- WHAT YOU ARE ASKED TO DO
Transcribe all the entries word for word, but omit the images.

□ □ □ □

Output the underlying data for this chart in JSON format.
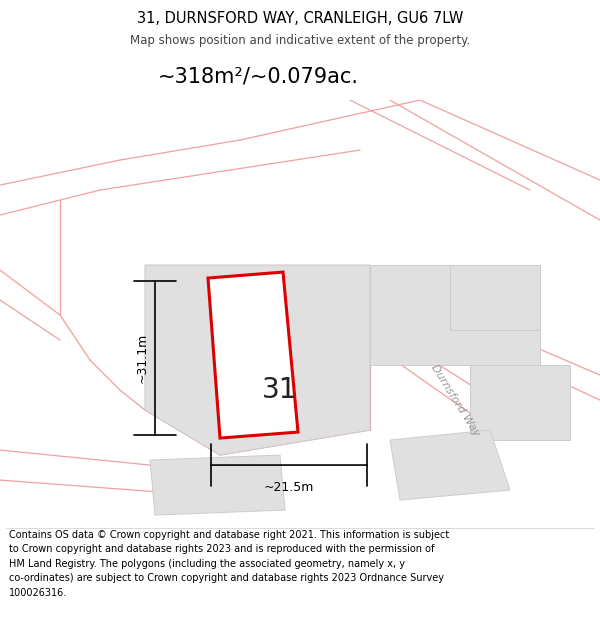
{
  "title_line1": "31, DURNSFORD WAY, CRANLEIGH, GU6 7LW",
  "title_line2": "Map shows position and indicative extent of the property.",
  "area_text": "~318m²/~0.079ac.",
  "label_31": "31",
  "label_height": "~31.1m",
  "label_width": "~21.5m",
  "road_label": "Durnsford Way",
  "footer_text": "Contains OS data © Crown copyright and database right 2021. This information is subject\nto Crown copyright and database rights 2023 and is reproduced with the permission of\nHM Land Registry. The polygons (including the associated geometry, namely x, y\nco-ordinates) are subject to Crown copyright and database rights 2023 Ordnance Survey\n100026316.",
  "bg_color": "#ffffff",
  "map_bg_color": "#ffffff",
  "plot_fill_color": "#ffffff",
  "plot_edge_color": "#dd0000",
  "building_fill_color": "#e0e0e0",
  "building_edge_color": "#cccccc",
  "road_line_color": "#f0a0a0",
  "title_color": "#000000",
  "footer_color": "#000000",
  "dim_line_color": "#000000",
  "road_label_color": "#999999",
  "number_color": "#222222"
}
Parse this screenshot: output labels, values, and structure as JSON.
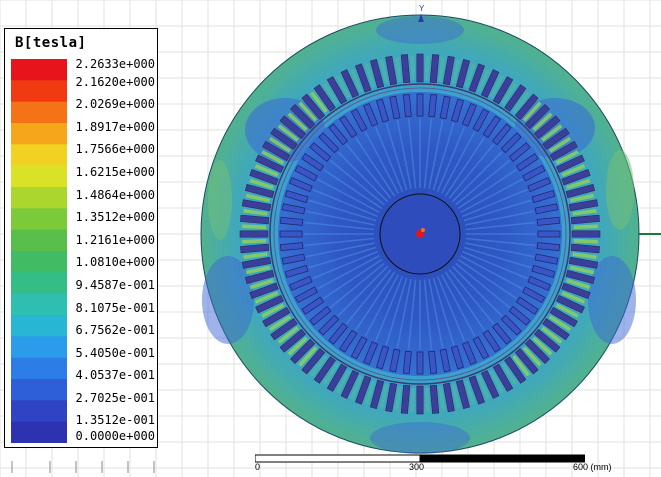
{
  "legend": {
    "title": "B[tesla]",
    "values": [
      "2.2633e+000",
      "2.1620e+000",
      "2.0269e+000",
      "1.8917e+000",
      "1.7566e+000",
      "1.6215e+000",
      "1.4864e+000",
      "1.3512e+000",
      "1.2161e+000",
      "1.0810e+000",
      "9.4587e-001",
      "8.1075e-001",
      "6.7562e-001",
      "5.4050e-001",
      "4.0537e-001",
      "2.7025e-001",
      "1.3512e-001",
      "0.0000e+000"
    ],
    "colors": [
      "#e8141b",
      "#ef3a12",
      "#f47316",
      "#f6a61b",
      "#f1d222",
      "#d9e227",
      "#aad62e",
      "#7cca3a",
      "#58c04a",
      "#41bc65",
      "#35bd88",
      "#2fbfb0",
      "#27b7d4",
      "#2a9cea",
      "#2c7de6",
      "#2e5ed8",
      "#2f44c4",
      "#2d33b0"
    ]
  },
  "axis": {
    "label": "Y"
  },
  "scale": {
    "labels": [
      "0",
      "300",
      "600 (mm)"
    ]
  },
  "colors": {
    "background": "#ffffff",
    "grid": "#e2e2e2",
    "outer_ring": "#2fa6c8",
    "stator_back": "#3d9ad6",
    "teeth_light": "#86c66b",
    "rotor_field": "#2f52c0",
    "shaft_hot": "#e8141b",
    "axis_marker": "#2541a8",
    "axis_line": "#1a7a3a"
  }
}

□ □ □ □

- FINAL RESULT
Output the underlying data for this chart in JSON format.
{
  "title_line1": "31, DURNSFORD WAY, CRANLEIGH, GU6 7LW",
  "title_line2": "Map shows position and indicative extent of the property.",
  "area_text": "~318m²/~0.079ac.",
  "label_31": "31",
  "label_height": "~31.1m",
  "label_width": "~21.5m",
  "road_label": "Durnsford Way",
  "footer_text": "Contains OS data © Crown copyright and database right 2021. This information is subject\nto Crown copyright and database rights 2023 and is reproduced with the permission of\nHM Land Registry. The polygons (including the associated geometry, namely x, y\nco-ordinates) are subject to Crown copyright and database rights 2023 Ordnance Survey\n100026316.",
  "bg_color": "#ffffff",
  "map_bg_color": "#ffffff",
  "plot_fill_color": "#ffffff",
  "plot_edge_color": "#dd0000",
  "building_fill_color": "#e0e0e0",
  "building_edge_color": "#cccccc",
  "road_line_color": "#f0a0a0",
  "title_color": "#000000",
  "footer_color": "#000000",
  "dim_line_color": "#000000",
  "road_label_color": "#999999",
  "number_color": "#222222"
}
Parse this screenshot: output labels, values, and structure as JSON.
{
  "legend": {
    "title": "B[tesla]",
    "values": [
      "2.2633e+000",
      "2.1620e+000",
      "2.0269e+000",
      "1.8917e+000",
      "1.7566e+000",
      "1.6215e+000",
      "1.4864e+000",
      "1.3512e+000",
      "1.2161e+000",
      "1.0810e+000",
      "9.4587e-001",
      "8.1075e-001",
      "6.7562e-001",
      "5.4050e-001",
      "4.0537e-001",
      "2.7025e-001",
      "1.3512e-001",
      "0.0000e+000"
    ],
    "colors": [
      "#e8141b",
      "#ef3a12",
      "#f47316",
      "#f6a61b",
      "#f1d222",
      "#d9e227",
      "#aad62e",
      "#7cca3a",
      "#58c04a",
      "#41bc65",
      "#35bd88",
      "#2fbfb0",
      "#27b7d4",
      "#2a9cea",
      "#2c7de6",
      "#2e5ed8",
      "#2f44c4",
      "#2d33b0"
    ]
  },
  "axis": {
    "label": "Y"
  },
  "scale": {
    "labels": [
      "0",
      "300",
      "600 (mm)"
    ]
  },
  "colors": {
    "background": "#ffffff",
    "grid": "#e2e2e2",
    "outer_ring": "#2fa6c8",
    "stator_back": "#3d9ad6",
    "teeth_light": "#86c66b",
    "rotor_field": "#2f52c0",
    "shaft_hot": "#e8141b",
    "axis_marker": "#2541a8",
    "axis_line": "#1a7a3a"
  }
}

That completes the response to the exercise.